WHAT IS ASKED: Retype the whole listing verbatim and keep the pictures out of it.

[Records contained in a dataset]
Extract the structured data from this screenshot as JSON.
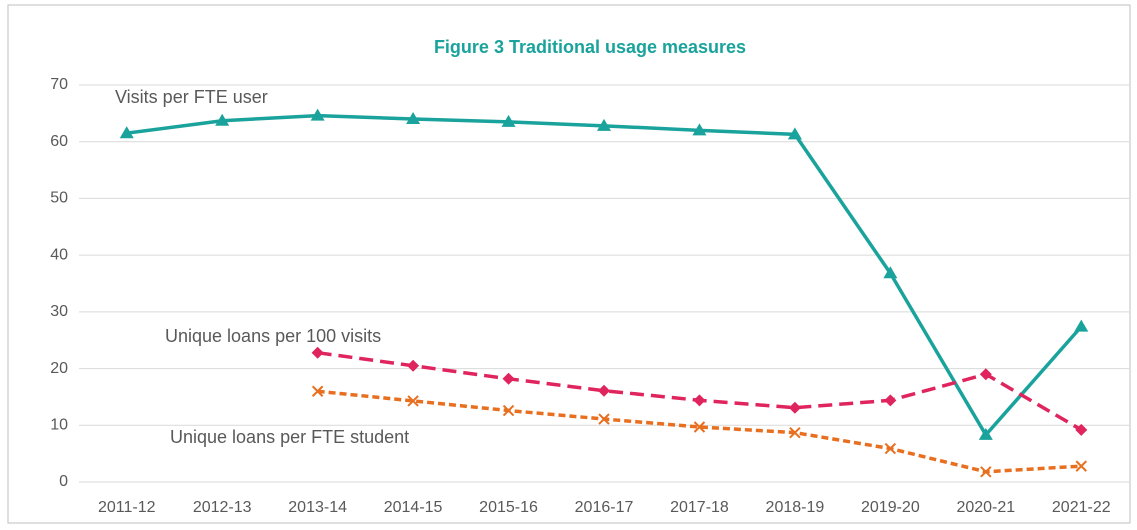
{
  "chart_data": {
    "type": "line",
    "title": "Figure 3 Traditional usage measures",
    "title_color": "#1aa39c",
    "categories": [
      "2011-12",
      "2012-13",
      "2013-14",
      "2014-15",
      "2015-16",
      "2016-17",
      "2017-18",
      "2018-19",
      "2019-20",
      "2020-21",
      "2021-22"
    ],
    "series": [
      {
        "name": "Visits per FTE user",
        "color": "#1aa39c",
        "marker": "triangle",
        "linestyle": "solid",
        "values": [
          61.5,
          63.7,
          64.6,
          64.0,
          63.5,
          62.8,
          62.0,
          61.3,
          36.8,
          8.3,
          27.4
        ]
      },
      {
        "name": "Unique loans per 100 visits",
        "color": "#e0245e",
        "marker": "diamond",
        "linestyle": "dashed",
        "values": [
          null,
          null,
          22.8,
          20.5,
          18.2,
          16.1,
          14.4,
          13.1,
          14.4,
          19.0,
          9.2
        ]
      },
      {
        "name": "Unique loans per FTE student",
        "color": "#e86f1f",
        "marker": "x",
        "linestyle": "dotted",
        "values": [
          null,
          null,
          16.0,
          14.3,
          12.6,
          11.1,
          9.7,
          8.7,
          5.9,
          1.8,
          2.8
        ]
      }
    ],
    "ylim": [
      0,
      70
    ],
    "yticks": [
      0,
      10,
      20,
      30,
      40,
      50,
      60,
      70
    ],
    "grid": true
  }
}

TASK RESPONSE:
Extract the structured data from this screenshot as JSON.
{
  "chart_data": {
    "type": "line",
    "title": "Figure 3 Traditional usage measures",
    "title_color": "#1aa39c",
    "categories": [
      "2011-12",
      "2012-13",
      "2013-14",
      "2014-15",
      "2015-16",
      "2016-17",
      "2017-18",
      "2018-19",
      "2019-20",
      "2020-21",
      "2021-22"
    ],
    "series": [
      {
        "name": "Visits per FTE user",
        "color": "#1aa39c",
        "marker": "triangle",
        "linestyle": "solid",
        "values": [
          61.5,
          63.7,
          64.6,
          64.0,
          63.5,
          62.8,
          62.0,
          61.3,
          36.8,
          8.3,
          27.4
        ]
      },
      {
        "name": "Unique loans per 100 visits",
        "color": "#e0245e",
        "marker": "diamond",
        "linestyle": "dashed",
        "values": [
          null,
          null,
          22.8,
          20.5,
          18.2,
          16.1,
          14.4,
          13.1,
          14.4,
          19.0,
          9.2
        ]
      },
      {
        "name": "Unique loans per FTE student",
        "color": "#e86f1f",
        "marker": "x",
        "linestyle": "dotted",
        "values": [
          null,
          null,
          16.0,
          14.3,
          12.6,
          11.1,
          9.7,
          8.7,
          5.9,
          1.8,
          2.8
        ]
      }
    ],
    "ylim": [
      0,
      70
    ],
    "yticks": [
      0,
      10,
      20,
      30,
      40,
      50,
      60,
      70
    ],
    "grid": true
  }
}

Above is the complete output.